→ **WHAT YOU NEED TO DO**:
Return the count of lines with the string "زینب" in them, and nothing else.

→ **DATA SHOWN**:

-- begin --

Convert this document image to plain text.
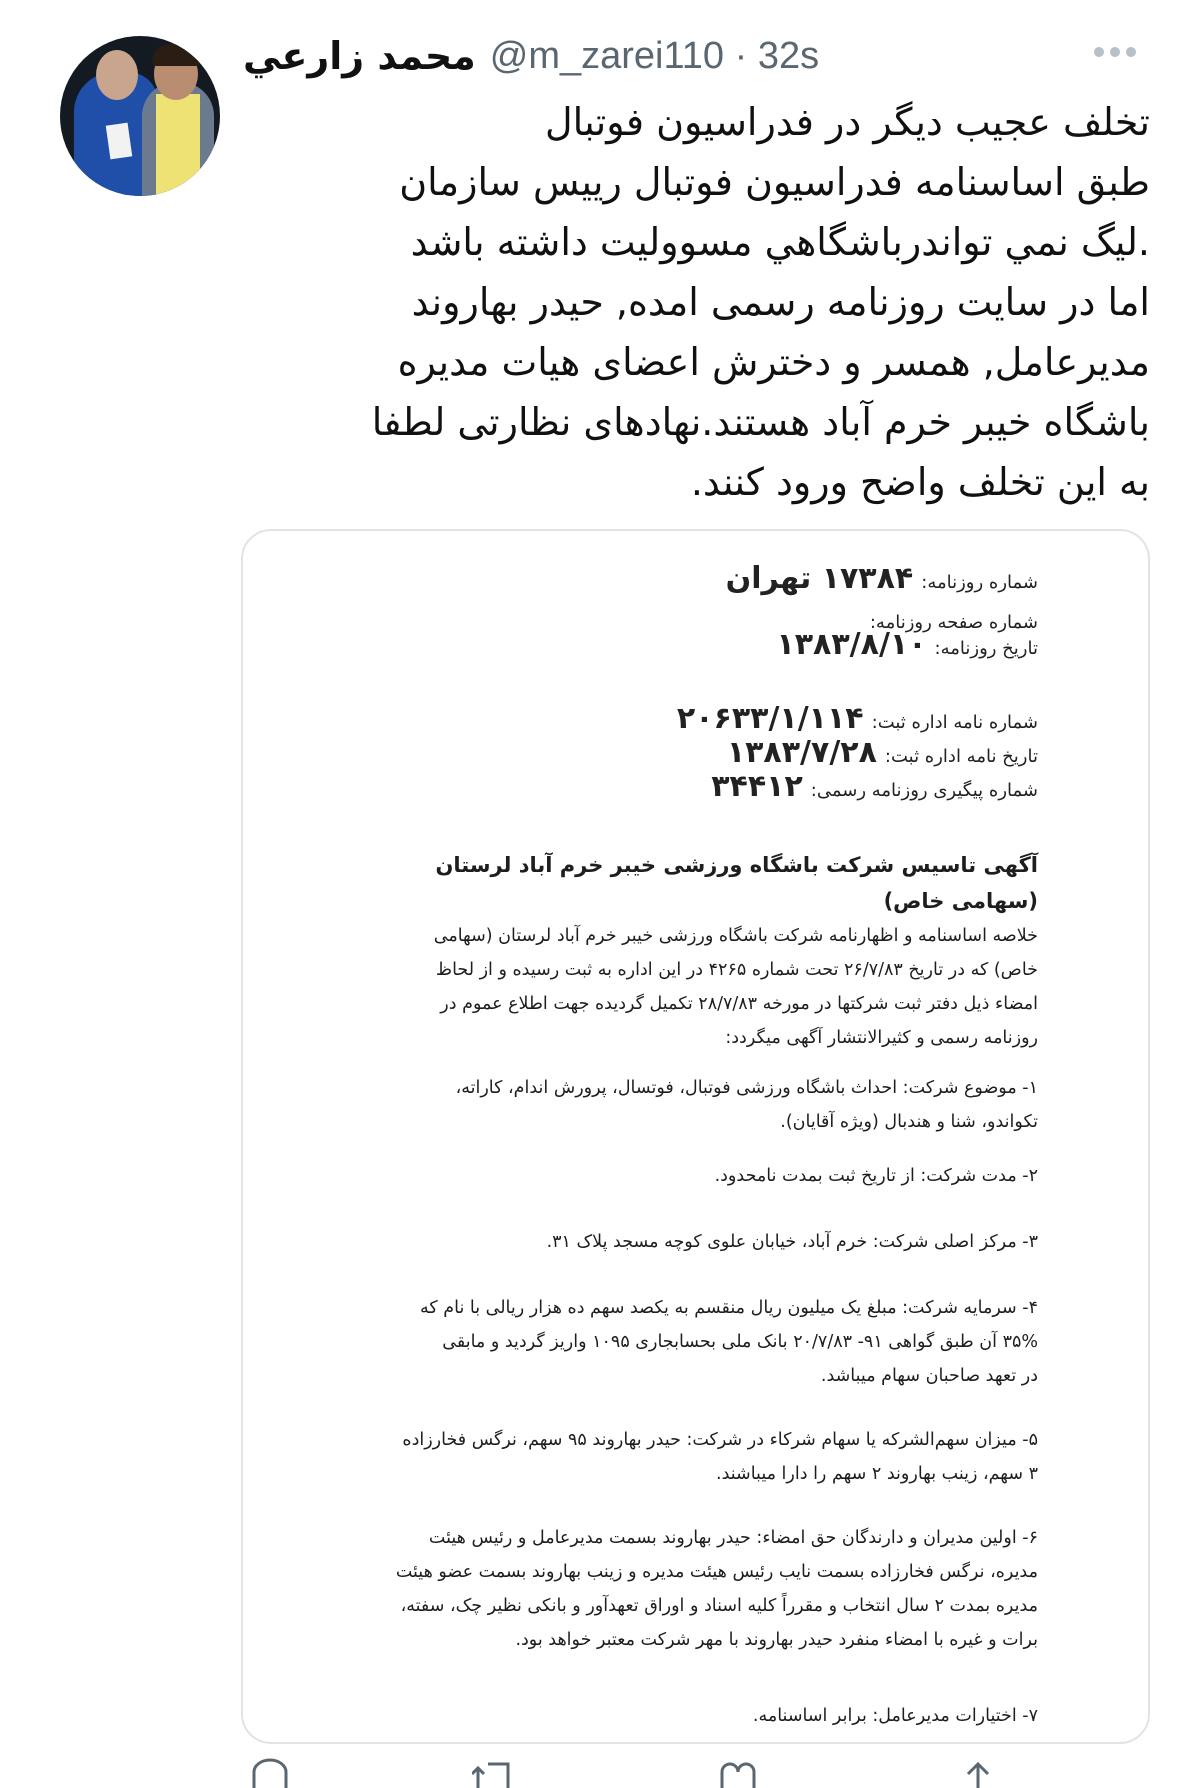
محمد زارعي @m_zarei110 · 32s
تخلف عجیب دیگر در فدراسیون فوتبال
طبق اساسنامه فدراسیون فوتبال رییس سازمان
.لیگ نمي تواندرباشگاهي مسووليت داشته باشد
اما در سایت روزنامه رسمی امده, حیدر بهاروند
مدیرعامل, همسر و دخترش اعضای هیات مدیره
باشگاه خیبر خرم آباد هستند.نهادهای نظارتی لطفا
به این تخلف واضح ورود کنند.
شماره روزنامه:۱۷۳۸۴ تهران
شماره صفحه روزنامه:
تاریخ روزنامه:۱۳۸۳/۸/۱۰
شماره نامه اداره ثبت:۲۰۶۳۳/۱/۱۱۴
تاریخ نامه اداره ثبت:۱۳۸۳/۷/۲۸
شماره پیگیری روزنامه رسمی:۳۴۴۱۲
آگهی تاسیس شرکت باشگاه ورزشی خیبر خرم آباد لرستان
(سهامی خاص)
خلاصه اساسنامه و اظهارنامه شرکت باشگاه ورزشی خیبر خرم آباد لرستان (سهامی
خاص) که در تاریخ ۲۶/۷/۸۳ تحت شماره ۴۲۶۵ در این اداره به ثبت رسیده و از لحاظ
امضاء ذیل دفتر ثبت شرکتها در مورخه ۲۸/۷/۸۳ تکمیل گردیده جهت اطلاع عموم در
روزنامه رسمی و کثیرالانتشار آگهی میگردد:
۱- موضوع شرکت: احداث باشگاه ورزشی فوتبال، فوتسال، پرورش اندام، کاراته،
تکواندو، شنا و هندبال (ویژه آقایان).
۲- مدت شرکت: از تاریخ ثبت بمدت نامحدود.
۳- مرکز اصلی شرکت: خرم آباد، خیابان علوی کوچه مسجد پلاک ۳۱.
۴- سرمایه شرکت: مبلغ یک میلیون ریال منقسم به یکصد سهم ده هزار ریالی با نام که
۳۵% آن طبق گواهی ۹۱- ۲۰/۷/۸۳ بانک ملی بحسابجاری ۱۰۹۵ واریز گردید و مابقی
در تعهد صاحبان سهام میباشد.
۵- میزان سهم‌الشرکه یا سهام شرکاء در شرکت: حیدر بهاروند ۹۵ سهم، نرگس فخارزاده
۳ سهم، زینب بهاروند ۲ سهم را دارا میباشند.
۶- اولین مدیران و دارندگان حق امضاء: حیدر بهاروند بسمت مدیرعامل و رئیس هیئت
مدیره، نرگس فخارزاده بسمت نایب رئیس هیئت مدیره و زینب بهاروند بسمت عضو هیئت
مدیره بمدت ۲ سال انتخاب و مقرراً کلیه اسناد و اوراق تعهدآور و بانکی نظیر چک، سفته،
برات و غیره با امضاء منفرد حیدر بهاروند با مهر شرکت معتبر خواهد بود.
۷- اختیارات مدیرعامل: برابر اساسنامه.
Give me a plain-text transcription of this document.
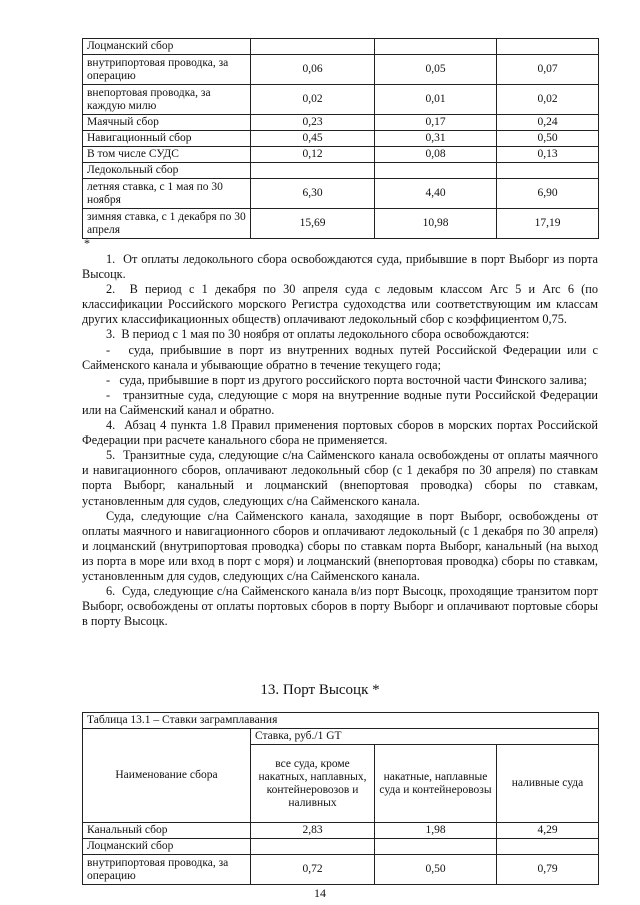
Лоцманский сбор			
внутрипортовая проводка, за операцию	0,06	0,05	0,07
внепортовая проводка, за каждую милю	0,02	0,01	0,02
Маячный сбор	0,23	0,17	0,24
Навигационный сбор	0,45	0,31	0,50
В том числе СУДС	0,12	0,08	0,13
Ледокольный сбор			
летняя ставка, с 1 мая по 30 ноября	6,30	4,40	6,90
зимняя ставка, с 1 декабря по 30 апреля	15,69	10,98	17,19
*

1.  От оплаты ледокольного сбора освобождаются суда, прибывшие в порт Выборг из порта Высоцк.

2.  В период с 1 декабря по 30 апреля суда с ледовым классом Arc 5 и Arc 6 (по классификации Российского морского Регистра судоходства или соответствующим им классам других классификационных обществ) оплачивают ледокольный сбор с коэффициентом 0,75.

3.  В период с 1 мая по 30 ноября от оплаты ледокольного сбора освобождаются:

-   суда, прибывшие в порт из внутренних водных путей Российской Федерации или с Сайменского канала и убывающие обратно в течение текущего года;

-   суда, прибывшие в порт из другого российского порта восточной части Финского залива;

-   транзитные суда, следующие с моря на внутренние водные пути Российской Федерации или на Сайменский канал и обратно.

4.  Абзац 4 пункта 1.8 Правил применения портовых сборов в морских портах Российской Федерации при расчете канального сбора не применяется.

5.  Транзитные суда, следующие с/на Сайменского канала освобождены от оплаты маячного и навигационного сборов, оплачивают ледокольный сбор (с 1 декабря по 30 апреля) по ставкам порта Выборг, канальный и лоцманский (внепортовая проводка) сборы по ставкам, установленным для судов, следующих с/на Сайменского канала.

Суда, следующие с/на Сайменского канала, заходящие в порт Выборг, освобождены от оплаты маячного и навигационного сборов и оплачивают ледокольный (с 1 декабря по 30 апреля) и лоцманский (внутрипортовая проводка) сборы по ставкам порта Выборг, канальный (на выход из порта в море или вход в порт с моря) и лоцманский (внепортовая проводка) сборы по ставкам, установленным для судов, следующих с/на Сайменского канала.

6.  Суда, следующие с/на Сайменского канала в/из порт Высоцк, проходящие транзитом порт Выборг, освобождены от оплаты портовых сборов в порту Выборг и оплачивают портовые сборы в порту Высоцк.

13. Порт Высоцк *
Таблица 13.1 – Ставки заграмплавания			
Наименование сбора	Ставка, руб./1 GT		
	все суда, кроме накатных, наплавных, контейнеровозов и наливных	накатные, наплавные суда и контейнеровозы	наливные суда
Канальный сбор	2,83	1,98	4,29
Лоцманский сбор			
внутрипортовая проводка, за операцию	0,72	0,50	0,79
14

-- end --

→ **ANSWER TO THIS EXERCISE**:
2